_EXERCISE INSTRUCTIONS_.
Wherever the string "rain" appears in the listing, copy that line.

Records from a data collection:

▼

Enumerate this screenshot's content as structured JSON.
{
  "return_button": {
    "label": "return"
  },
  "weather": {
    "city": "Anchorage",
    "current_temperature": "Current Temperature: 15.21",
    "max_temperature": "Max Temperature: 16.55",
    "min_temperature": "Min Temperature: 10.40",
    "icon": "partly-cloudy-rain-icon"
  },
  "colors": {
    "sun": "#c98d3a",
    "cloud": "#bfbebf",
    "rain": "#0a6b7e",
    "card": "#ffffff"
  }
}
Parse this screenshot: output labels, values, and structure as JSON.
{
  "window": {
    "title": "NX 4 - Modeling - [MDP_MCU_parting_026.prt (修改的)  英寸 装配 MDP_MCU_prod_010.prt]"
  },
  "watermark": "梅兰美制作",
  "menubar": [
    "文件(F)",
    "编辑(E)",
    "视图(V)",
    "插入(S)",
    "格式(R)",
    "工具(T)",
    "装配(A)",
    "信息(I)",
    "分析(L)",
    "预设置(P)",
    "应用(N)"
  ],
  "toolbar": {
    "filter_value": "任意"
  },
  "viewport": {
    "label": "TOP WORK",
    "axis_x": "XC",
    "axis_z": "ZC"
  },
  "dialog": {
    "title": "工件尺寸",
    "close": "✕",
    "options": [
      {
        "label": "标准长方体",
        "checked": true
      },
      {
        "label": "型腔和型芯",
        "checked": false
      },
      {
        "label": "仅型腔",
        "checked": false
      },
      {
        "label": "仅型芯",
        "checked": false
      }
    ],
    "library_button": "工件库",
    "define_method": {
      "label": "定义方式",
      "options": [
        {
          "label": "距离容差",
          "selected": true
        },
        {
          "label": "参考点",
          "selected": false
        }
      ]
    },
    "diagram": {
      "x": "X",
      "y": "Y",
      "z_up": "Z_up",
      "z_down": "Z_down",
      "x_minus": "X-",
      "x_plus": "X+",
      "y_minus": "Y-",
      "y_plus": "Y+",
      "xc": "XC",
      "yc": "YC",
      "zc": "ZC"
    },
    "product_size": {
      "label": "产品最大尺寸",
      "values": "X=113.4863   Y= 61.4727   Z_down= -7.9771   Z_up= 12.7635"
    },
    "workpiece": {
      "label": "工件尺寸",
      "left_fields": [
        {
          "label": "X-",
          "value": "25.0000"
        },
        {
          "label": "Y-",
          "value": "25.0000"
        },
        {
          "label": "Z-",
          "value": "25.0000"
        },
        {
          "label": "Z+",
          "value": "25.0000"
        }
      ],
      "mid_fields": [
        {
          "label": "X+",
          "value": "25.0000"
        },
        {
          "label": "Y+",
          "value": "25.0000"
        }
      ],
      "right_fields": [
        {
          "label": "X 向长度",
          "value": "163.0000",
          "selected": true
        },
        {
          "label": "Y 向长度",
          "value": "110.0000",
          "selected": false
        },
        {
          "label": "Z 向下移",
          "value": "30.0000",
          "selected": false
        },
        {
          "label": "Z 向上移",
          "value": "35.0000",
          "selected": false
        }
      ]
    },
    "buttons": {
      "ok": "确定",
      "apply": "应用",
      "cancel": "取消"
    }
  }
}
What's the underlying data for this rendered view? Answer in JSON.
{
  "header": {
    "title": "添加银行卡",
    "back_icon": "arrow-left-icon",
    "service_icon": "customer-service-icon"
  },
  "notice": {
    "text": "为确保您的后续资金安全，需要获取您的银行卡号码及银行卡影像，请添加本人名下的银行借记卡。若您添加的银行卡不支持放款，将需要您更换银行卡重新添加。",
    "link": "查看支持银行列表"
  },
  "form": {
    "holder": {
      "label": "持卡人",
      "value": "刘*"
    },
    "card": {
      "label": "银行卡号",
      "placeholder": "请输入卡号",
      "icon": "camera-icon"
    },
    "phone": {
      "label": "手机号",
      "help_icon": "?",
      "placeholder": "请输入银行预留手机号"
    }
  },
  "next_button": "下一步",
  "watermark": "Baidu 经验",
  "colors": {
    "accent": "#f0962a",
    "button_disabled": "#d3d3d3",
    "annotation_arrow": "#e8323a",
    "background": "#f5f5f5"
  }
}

▲

_WRITTEN RESPONSE_.
    "icon": "partly-cloudy-rain-icon"
    "rain": "#0a6b7e",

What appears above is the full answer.